### What is needed
In the listing below, pick out lines with "this".

Extracted records:

================

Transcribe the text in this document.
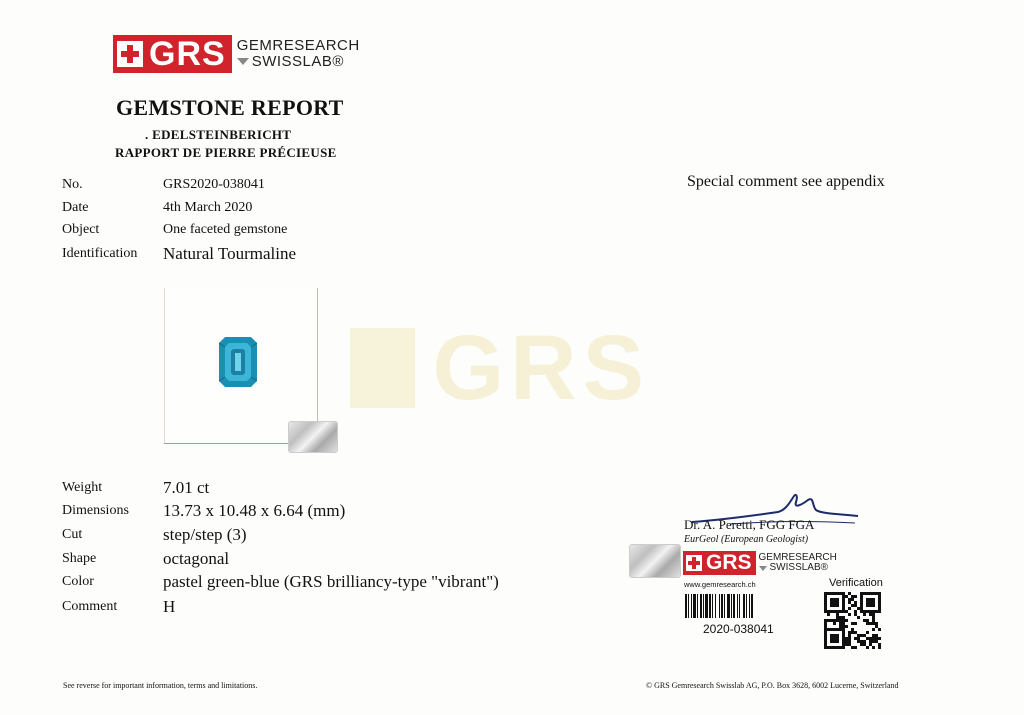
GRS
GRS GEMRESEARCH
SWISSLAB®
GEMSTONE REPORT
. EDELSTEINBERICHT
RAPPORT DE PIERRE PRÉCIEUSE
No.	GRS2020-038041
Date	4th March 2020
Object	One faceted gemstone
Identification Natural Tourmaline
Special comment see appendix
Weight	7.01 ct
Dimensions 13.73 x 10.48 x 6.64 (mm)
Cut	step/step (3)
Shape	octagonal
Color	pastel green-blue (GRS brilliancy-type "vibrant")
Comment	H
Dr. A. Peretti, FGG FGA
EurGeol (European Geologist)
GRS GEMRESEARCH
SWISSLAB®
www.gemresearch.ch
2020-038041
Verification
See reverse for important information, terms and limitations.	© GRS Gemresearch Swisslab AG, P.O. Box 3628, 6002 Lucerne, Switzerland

================

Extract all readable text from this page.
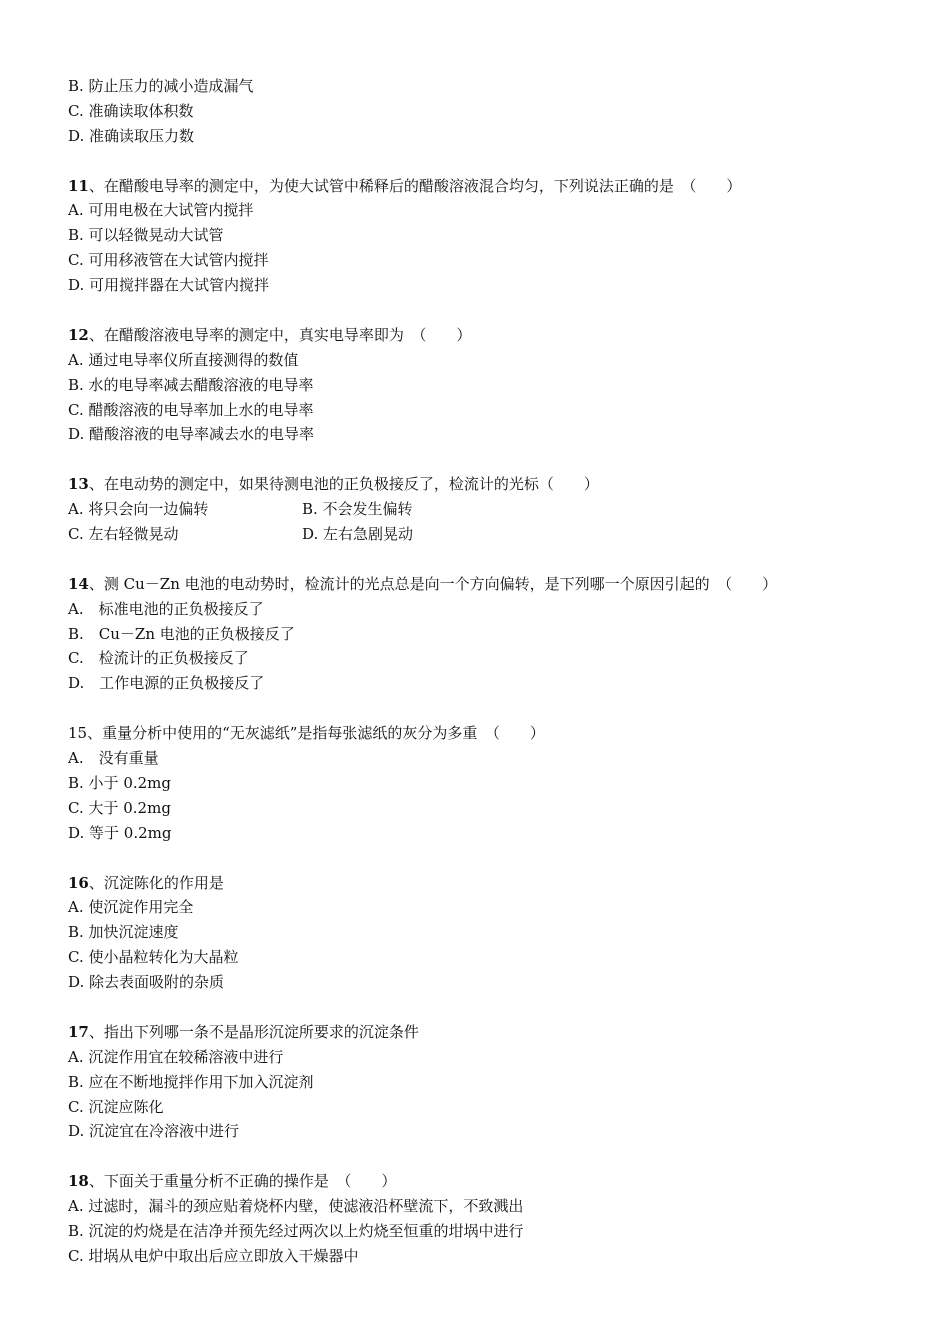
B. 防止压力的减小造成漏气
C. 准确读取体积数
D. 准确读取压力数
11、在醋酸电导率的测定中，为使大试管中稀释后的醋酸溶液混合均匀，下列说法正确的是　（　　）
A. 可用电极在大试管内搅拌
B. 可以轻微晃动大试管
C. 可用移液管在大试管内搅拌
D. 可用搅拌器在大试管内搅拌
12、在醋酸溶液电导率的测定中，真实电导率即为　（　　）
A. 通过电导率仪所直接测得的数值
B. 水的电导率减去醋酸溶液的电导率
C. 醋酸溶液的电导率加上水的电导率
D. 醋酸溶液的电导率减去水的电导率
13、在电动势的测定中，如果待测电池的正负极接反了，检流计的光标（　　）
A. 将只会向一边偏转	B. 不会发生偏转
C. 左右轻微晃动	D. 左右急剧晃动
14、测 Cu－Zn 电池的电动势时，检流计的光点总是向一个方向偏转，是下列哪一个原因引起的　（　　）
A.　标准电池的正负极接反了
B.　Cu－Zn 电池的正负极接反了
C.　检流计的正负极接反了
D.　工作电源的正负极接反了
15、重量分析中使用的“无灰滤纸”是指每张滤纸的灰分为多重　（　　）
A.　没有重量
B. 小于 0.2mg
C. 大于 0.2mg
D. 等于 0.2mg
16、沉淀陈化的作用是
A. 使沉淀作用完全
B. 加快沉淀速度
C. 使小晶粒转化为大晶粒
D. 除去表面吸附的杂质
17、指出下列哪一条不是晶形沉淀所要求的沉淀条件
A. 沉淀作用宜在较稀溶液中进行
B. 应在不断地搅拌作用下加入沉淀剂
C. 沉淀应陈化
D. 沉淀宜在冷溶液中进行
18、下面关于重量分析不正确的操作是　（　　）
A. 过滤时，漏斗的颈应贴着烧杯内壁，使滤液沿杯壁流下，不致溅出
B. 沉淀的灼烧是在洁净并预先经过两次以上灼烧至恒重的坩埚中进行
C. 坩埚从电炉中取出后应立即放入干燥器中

================

### The solution
Transcribe the text in this document.
Extract all readable text from this page.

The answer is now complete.